DIRECTIVE A
Starting at the first line of the records and ending at the line that contains "navigation-tree: Входящие Исходящие", reproduce those records word for word, including both ends.

SOURCE TEXT
☆ ☆ ☆ ☆ ☆
Studio album by the Pastels
- Released: 9 September 1997
- Studio: Cava, Glasgow
- Genre: Indie pop
- Length: 42:43
- Label: Domino
- Producer: The Pastels, Gregor Reid, Ian Carmichael

The Pastels chronology
| Mobile Safari (1995) | Illumination (1997) | The Last Great Wilderness (2003) |

Singles from Illumination
- "Unfair Kind of Fame" Released: June 1997; "The Hits Hurt" Released: August 1997;

= Illumination (The Pastels album) =

Illumination is the fourth studio album by the Scottish band the Pastels, originally released via Domino Recording Company in 1997. The album shows the group honing in on a warmer, gentler and more subdued sound compared to their previous work. It is their last studio album to feature longtime member Annabel "Aggi" Wright as a full member before she left to concentrate on her career as an illustrator in 2000. Whilst The Pastels continued to release music, Illumination would be their last proper studio album for 16 years, until the release of Slow Summits in 2013.
☆ ☆ ☆ ☆ ☆
DIRECTIVE B
Answer these questions from the album article above:
(i) Which studio is listed for the album?
(ii) Which longtime member left in 2000, and what did she leave to concentrate on?
(iii) Which release ended the 16-year wait for the band's next proper studio album?

SUPPLIED MATERIAL
☆ ☆ ☆ ☆ ☆
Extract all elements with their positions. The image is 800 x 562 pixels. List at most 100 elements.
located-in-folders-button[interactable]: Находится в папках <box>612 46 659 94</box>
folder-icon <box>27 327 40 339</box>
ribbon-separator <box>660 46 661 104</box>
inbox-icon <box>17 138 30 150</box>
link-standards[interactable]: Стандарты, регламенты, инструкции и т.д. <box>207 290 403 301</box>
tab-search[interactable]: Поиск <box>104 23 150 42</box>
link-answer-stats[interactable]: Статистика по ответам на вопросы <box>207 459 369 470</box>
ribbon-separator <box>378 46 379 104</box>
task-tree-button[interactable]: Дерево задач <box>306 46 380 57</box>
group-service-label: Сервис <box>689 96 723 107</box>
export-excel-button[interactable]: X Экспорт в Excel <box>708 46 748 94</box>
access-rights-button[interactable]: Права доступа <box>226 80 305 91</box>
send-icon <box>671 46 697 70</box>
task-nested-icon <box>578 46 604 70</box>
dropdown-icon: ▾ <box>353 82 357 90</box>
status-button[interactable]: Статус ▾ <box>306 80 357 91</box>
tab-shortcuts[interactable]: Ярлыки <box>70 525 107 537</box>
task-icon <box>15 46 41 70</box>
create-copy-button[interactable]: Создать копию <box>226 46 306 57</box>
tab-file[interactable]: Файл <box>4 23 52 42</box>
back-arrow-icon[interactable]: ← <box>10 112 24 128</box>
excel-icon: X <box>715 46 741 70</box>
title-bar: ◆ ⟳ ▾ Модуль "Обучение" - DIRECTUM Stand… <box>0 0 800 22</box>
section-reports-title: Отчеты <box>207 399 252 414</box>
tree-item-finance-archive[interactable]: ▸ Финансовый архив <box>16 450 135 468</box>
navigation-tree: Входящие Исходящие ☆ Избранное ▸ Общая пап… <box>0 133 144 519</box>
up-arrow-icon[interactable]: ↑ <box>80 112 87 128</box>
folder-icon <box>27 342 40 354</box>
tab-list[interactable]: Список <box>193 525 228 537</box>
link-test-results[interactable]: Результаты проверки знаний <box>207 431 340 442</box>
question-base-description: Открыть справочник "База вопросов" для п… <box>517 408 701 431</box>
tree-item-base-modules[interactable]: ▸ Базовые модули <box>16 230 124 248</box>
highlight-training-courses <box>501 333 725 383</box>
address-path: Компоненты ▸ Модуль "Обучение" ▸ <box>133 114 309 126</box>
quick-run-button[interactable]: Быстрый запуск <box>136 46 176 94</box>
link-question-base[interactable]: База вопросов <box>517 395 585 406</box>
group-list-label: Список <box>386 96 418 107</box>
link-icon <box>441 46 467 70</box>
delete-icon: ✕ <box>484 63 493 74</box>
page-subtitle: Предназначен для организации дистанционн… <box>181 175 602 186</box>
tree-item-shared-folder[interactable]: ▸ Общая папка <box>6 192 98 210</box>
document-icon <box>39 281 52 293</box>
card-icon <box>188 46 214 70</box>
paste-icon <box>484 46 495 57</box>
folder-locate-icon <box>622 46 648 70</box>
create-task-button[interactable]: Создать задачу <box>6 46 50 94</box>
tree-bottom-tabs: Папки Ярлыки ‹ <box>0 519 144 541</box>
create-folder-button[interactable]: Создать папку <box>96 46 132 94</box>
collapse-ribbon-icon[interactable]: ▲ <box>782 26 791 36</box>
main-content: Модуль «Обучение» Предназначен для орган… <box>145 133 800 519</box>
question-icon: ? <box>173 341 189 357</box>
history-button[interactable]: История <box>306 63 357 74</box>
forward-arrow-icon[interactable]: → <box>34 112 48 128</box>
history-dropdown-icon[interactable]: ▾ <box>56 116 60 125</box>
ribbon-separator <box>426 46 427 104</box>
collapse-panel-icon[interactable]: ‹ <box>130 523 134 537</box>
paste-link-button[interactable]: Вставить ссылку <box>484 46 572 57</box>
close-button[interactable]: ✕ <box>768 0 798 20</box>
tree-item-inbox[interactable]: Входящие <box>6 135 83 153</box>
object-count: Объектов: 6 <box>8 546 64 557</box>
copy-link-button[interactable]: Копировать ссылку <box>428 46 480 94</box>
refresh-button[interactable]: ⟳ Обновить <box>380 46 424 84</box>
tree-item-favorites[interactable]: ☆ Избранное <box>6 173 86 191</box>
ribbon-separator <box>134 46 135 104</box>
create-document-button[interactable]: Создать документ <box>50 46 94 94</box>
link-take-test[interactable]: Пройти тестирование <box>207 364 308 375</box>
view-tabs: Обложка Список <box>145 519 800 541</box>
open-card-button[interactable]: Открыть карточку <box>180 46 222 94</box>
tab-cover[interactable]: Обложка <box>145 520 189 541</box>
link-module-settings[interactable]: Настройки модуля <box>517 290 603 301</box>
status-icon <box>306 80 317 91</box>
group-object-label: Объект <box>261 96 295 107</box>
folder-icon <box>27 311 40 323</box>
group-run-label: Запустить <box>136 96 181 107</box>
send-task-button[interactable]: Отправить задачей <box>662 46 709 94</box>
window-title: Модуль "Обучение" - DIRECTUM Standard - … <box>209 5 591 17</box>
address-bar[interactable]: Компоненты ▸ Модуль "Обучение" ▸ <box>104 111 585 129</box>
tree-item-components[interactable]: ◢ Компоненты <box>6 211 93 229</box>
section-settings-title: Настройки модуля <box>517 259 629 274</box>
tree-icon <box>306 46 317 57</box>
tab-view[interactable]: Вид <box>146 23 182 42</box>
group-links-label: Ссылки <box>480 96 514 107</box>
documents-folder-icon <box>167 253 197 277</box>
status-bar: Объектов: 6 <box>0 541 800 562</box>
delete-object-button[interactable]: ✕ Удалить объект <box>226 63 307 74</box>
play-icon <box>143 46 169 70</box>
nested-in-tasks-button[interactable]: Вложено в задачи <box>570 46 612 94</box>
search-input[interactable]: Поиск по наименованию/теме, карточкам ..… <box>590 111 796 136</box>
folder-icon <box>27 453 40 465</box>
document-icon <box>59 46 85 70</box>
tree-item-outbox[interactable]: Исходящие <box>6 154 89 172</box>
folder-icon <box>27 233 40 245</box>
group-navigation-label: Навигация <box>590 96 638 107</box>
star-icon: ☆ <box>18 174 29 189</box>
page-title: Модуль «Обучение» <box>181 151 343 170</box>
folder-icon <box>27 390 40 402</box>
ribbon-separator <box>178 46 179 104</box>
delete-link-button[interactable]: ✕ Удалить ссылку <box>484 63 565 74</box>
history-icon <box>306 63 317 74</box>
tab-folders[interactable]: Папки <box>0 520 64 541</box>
☆ ☆ ☆ ☆ ☆
TASK SOLUTION A
Extract all elements with their positions. The image is 800 x 562 pixels. List at most 100 elements.
located-in-folders-button[interactable]: Находится в папках <box>612 46 659 94</box>
folder-icon <box>27 327 40 339</box>
ribbon-separator <box>660 46 661 104</box>
inbox-icon <box>17 138 30 150</box>
link-standards[interactable]: Стандарты, регламенты, инструкции и т.д. <box>207 290 403 301</box>
tab-search[interactable]: Поиск <box>104 23 150 42</box>
link-answer-stats[interactable]: Статистика по ответам на вопросы <box>207 459 369 470</box>
ribbon-separator <box>378 46 379 104</box>
task-tree-button[interactable]: Дерево задач <box>306 46 380 57</box>
group-service-label: Сервис <box>689 96 723 107</box>
export-excel-button[interactable]: X Экспорт в Excel <box>708 46 748 94</box>
access-rights-button[interactable]: Права доступа <box>226 80 305 91</box>
send-icon <box>671 46 697 70</box>
task-nested-icon <box>578 46 604 70</box>
dropdown-icon: ▾ <box>353 82 357 90</box>
status-button[interactable]: Статус ▾ <box>306 80 357 91</box>
tab-shortcuts[interactable]: Ярлыки <box>70 525 107 537</box>
task-icon <box>15 46 41 70</box>
create-copy-button[interactable]: Создать копию <box>226 46 306 57</box>
tab-file[interactable]: Файл <box>4 23 52 42</box>
back-arrow-icon[interactable]: ← <box>10 112 24 128</box>
excel-icon: X <box>715 46 741 70</box>
title-bar: ◆ ⟳ ▾ Модуль "Обучение" - DIRECTUM Stand… <box>0 0 800 22</box>
section-reports-title: Отчеты <box>207 399 252 414</box>
tree-item-finance-archive[interactable]: ▸ Финансовый архив <box>16 450 135 468</box>
navigation-tree: Входящие Исходящие ☆ Избранное ▸ Общая пап… <box>0 133 144 519</box>

TASK SOLUTION B
(i) Cava, Glasgow
(ii) Annabel "Aggi" Wright, to concentrate on her career as an illustrator
(iii) Slow Summits, released in 2013